→ **INSTRUCTIONS TO FOLLOW**:
Repeat, exactly and completely, the entries shown underneath.

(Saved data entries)
— begin —

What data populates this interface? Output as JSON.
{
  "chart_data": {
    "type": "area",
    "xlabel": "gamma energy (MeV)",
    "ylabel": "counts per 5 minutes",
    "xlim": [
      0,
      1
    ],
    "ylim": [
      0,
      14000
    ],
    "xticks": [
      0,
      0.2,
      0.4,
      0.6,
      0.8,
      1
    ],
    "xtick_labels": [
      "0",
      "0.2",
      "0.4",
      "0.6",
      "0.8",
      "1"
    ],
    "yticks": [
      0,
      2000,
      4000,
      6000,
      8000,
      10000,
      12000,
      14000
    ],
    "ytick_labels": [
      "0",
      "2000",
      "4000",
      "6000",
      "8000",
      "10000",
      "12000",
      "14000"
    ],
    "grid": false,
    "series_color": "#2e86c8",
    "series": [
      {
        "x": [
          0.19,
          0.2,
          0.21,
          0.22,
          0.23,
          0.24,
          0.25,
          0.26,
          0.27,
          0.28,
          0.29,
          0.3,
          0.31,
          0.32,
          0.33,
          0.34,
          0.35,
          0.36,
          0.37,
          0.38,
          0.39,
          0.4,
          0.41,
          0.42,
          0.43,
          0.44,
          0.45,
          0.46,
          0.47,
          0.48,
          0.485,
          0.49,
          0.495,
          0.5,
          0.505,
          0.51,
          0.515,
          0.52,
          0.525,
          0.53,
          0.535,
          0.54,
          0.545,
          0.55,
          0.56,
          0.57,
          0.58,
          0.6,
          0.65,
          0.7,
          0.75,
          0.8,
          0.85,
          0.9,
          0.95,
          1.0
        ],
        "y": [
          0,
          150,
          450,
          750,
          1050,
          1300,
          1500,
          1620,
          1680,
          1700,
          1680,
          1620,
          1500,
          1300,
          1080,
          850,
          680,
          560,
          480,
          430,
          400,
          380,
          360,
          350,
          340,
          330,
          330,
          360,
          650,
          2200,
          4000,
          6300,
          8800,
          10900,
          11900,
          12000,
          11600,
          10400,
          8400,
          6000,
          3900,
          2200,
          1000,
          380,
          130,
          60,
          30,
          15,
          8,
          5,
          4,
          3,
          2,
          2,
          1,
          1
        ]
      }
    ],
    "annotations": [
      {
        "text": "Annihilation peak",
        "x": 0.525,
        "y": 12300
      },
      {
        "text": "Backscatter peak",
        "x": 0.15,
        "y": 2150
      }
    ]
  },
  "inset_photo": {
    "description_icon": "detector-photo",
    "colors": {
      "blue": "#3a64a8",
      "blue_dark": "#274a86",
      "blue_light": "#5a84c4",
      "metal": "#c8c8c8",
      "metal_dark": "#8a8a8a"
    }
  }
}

— end —

→ **CORRECT RESULT**:
What data populates this interface? Output as JSON.
{
  "chart_data": {
    "type": "area",
    "xlabel": "gamma energy (MeV)",
    "ylabel": "counts per 5 minutes",
    "xlim": [
      0,
      1
    ],
    "ylim": [
      0,
      14000
    ],
    "xticks": [
      0,
      0.2,
      0.4,
      0.6,
      0.8,
      1
    ],
    "xtick_labels": [
      "0",
      "0.2",
      "0.4",
      "0.6",
      "0.8",
      "1"
    ],
    "yticks": [
      0,
      2000,
      4000,
      6000,
      8000,
      10000,
      12000,
      14000
    ],
    "ytick_labels": [
      "0",
      "2000",
      "4000",
      "6000",
      "8000",
      "10000",
      "12000",
      "14000"
    ],
    "grid": false,
    "series_color": "#2e86c8",
    "series": [
      {
        "x": [
          0.19,
          0.2,
          0.21,
          0.22,
          0.23,
          0.24,
          0.25,
          0.26,
          0.27,
          0.28,
          0.29,
          0.3,
          0.31,
          0.32,
          0.33,
          0.34,
          0.35,
          0.36,
          0.37,
          0.38,
          0.39,
          0.4,
          0.41,
          0.42,
          0.43,
          0.44,
          0.45,
          0.46,
          0.47,
          0.48,
          0.485,
          0.49,
          0.495,
          0.5,
          0.505,
          0.51,
          0.515,
          0.52,
          0.525,
          0.53,
          0.535,
          0.54,
          0.545,
          0.55,
          0.56,
          0.57,
          0.58,
          0.6,
          0.65,
          0.7,
          0.75,
          0.8,
          0.85,
          0.9,
          0.95,
          1.0
        ],
        "y": [
          0,
          150,
          450,
          750,
          1050,
          1300,
          1500,
          1620,
          1680,
          1700,
          1680,
          1620,
          1500,
          1300,
          1080,
          850,
          680,
          560,
          480,
          430,
          400,
          380,
          360,
          350,
          340,
          330,
          330,
          360,
          650,
          2200,
          4000,
          6300,
          8800,
          10900,
          11900,
          12000,
          11600,
          10400,
          8400,
          6000,
          3900,
          2200,
          1000,
          380,
          130,
          60,
          30,
          15,
          8,
          5,
          4,
          3,
          2,
          2,
          1,
          1
        ]
      }
    ],
    "annotations": [
      {
        "text": "Annihilation peak",
        "x": 0.525,
        "y": 12300
      },
      {
        "text": "Backscatter peak",
        "x": 0.15,
        "y": 2150
      }
    ]
  },
  "inset_photo": {
    "description_icon": "detector-photo",
    "colors": {
      "blue": "#3a64a8",
      "blue_dark": "#274a86",
      "blue_light": "#5a84c4",
      "metal": "#c8c8c8",
      "metal_dark": "#8a8a8a"
    }
  }
}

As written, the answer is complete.